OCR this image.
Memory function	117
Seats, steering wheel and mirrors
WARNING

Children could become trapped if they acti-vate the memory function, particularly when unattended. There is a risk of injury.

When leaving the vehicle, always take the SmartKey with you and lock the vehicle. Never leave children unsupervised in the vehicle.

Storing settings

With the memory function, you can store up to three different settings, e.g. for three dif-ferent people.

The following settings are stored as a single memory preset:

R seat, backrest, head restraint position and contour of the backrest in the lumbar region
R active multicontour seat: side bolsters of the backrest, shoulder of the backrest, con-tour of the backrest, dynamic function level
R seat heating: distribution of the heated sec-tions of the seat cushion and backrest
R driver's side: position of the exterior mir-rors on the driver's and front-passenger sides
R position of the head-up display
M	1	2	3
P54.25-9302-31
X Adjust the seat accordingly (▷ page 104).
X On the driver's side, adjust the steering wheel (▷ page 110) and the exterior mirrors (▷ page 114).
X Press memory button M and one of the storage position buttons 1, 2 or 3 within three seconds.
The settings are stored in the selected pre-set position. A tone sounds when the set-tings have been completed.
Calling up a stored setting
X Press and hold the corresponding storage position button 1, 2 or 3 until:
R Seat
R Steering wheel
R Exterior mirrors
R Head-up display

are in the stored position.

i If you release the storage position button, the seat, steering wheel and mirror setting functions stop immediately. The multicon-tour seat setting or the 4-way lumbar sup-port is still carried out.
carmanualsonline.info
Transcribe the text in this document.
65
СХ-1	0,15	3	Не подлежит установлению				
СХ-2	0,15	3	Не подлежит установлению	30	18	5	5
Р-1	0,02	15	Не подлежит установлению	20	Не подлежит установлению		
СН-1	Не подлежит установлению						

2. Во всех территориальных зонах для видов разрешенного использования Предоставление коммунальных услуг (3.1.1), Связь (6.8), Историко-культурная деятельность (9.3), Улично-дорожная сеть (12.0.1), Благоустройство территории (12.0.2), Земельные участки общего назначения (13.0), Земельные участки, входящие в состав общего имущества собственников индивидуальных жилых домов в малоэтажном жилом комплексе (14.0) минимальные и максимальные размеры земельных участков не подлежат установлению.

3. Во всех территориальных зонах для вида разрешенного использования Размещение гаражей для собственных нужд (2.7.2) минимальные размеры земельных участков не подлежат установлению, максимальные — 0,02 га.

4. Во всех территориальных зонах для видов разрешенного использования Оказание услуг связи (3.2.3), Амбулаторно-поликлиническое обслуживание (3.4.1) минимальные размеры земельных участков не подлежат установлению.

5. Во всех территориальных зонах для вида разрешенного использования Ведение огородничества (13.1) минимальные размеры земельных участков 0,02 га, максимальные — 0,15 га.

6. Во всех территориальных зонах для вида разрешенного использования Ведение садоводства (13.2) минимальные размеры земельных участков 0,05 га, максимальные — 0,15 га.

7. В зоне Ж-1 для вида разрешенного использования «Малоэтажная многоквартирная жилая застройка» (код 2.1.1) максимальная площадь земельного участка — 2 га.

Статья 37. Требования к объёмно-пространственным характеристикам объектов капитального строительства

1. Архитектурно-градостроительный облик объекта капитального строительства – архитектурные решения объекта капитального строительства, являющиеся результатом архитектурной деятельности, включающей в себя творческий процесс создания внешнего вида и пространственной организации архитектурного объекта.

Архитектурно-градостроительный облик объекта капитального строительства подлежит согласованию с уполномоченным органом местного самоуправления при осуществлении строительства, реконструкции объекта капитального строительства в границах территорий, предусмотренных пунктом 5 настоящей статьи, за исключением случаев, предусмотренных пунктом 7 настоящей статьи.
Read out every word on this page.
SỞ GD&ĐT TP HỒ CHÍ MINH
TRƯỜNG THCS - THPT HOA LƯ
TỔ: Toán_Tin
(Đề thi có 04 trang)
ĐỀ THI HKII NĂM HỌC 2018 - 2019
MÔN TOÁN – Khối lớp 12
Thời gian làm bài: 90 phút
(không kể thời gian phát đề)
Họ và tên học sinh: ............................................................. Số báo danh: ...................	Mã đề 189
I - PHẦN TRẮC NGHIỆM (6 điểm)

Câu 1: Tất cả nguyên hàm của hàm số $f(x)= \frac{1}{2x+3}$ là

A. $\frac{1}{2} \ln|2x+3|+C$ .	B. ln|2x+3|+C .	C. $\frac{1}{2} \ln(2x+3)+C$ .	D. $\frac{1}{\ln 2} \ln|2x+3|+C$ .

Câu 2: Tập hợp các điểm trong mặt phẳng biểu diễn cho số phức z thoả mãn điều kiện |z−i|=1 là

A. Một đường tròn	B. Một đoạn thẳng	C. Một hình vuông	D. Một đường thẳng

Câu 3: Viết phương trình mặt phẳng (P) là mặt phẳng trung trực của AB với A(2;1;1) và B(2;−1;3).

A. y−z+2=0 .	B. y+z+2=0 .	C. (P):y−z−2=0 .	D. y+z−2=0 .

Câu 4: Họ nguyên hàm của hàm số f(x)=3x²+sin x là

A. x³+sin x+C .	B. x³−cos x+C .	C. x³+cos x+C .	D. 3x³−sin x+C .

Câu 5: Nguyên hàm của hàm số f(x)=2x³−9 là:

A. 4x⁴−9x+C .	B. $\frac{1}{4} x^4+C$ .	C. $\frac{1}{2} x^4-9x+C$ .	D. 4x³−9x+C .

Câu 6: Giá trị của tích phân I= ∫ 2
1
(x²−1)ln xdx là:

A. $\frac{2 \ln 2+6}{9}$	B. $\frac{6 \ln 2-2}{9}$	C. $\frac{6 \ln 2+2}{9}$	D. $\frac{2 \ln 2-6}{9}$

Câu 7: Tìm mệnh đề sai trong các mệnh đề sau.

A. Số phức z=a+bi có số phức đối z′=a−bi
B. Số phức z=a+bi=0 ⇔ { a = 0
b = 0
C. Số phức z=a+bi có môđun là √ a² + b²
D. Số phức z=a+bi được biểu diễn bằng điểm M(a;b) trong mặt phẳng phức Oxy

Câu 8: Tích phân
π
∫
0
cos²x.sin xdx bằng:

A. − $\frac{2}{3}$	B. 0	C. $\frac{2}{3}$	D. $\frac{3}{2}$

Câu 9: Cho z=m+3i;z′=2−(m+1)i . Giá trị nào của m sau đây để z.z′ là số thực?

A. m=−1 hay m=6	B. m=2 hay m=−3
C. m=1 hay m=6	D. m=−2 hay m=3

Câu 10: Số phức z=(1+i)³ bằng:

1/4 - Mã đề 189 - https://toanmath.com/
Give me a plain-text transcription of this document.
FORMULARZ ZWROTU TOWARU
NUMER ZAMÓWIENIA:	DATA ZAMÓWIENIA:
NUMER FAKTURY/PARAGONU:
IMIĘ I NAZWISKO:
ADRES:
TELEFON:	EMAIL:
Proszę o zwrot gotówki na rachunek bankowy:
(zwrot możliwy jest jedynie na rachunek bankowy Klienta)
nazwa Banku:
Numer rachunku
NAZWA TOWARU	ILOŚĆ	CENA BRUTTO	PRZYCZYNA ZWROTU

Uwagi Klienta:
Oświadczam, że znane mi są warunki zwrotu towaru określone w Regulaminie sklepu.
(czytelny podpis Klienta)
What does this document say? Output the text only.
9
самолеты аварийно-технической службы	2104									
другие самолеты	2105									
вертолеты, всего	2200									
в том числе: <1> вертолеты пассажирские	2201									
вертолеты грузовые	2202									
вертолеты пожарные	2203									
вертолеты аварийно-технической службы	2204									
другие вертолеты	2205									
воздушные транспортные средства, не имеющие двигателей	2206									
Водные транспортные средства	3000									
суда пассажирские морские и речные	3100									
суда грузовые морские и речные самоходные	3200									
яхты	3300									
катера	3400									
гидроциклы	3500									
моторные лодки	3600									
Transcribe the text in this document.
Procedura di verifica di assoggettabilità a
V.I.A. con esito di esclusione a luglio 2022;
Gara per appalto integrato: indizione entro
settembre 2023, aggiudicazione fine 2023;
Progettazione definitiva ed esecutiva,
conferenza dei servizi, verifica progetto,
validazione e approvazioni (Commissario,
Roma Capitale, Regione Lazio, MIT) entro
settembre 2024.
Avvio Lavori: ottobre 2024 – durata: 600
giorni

- Set problem
Count every line in the preceding entries where the string "this" appears, then state only the total.

- Reply
6